--- Begin ---

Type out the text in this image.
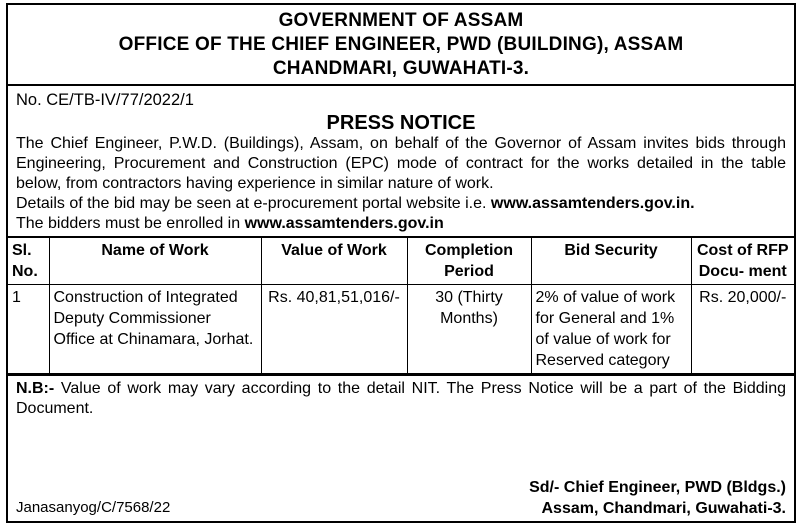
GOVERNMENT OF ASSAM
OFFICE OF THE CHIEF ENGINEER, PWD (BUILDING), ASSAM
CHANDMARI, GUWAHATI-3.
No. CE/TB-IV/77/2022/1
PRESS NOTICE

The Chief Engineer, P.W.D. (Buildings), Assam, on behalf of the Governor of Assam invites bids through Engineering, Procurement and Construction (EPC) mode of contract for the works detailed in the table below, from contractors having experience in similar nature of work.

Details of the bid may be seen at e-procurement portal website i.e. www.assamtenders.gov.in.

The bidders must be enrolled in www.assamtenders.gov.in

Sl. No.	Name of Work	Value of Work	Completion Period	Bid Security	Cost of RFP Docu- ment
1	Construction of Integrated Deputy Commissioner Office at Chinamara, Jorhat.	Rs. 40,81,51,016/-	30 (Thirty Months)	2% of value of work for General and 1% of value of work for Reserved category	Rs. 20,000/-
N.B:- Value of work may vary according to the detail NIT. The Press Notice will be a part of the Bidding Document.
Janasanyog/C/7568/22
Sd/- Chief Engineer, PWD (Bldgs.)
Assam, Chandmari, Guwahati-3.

--- End ---

WHAT TO WORK ON –
Give the entries again without a single change, but with no pictures.

RESULT OF THE EXERCISE –
Type out the text in this image.
GOVERNMENT OF ASSAM
OFFICE OF THE CHIEF ENGINEER, PWD (BUILDING), ASSAM
CHANDMARI, GUWAHATI-3.
No. CE/TB-IV/77/2022/1
PRESS NOTICE

The Chief Engineer, P.W.D. (Buildings), Assam, on behalf of the Governor of Assam invites bids through Engineering, Procurement and Construction (EPC) mode of contract for the works detailed in the table below, from contractors having experience in similar nature of work.

Details of the bid may be seen at e-procurement portal website i.e. www.assamtenders.gov.in.

The bidders must be enrolled in www.assamtenders.gov.in

Sl. No.	Name of Work	Value of Work	Completion Period	Bid Security	Cost of RFP Docu- ment
1	Construction of Integrated Deputy Commissioner Office at Chinamara, Jorhat.	Rs. 40,81,51,016/-	30 (Thirty Months)	2% of value of work for General and 1% of value of work for Reserved category	Rs. 20,000/-
N.B:- Value of work may vary according to the detail NIT. The Press Notice will be a part of the Bidding Document.
Janasanyog/C/7568/22
Sd/- Chief Engineer, PWD (Bldgs.)
Assam, Chandmari, Guwahati-3.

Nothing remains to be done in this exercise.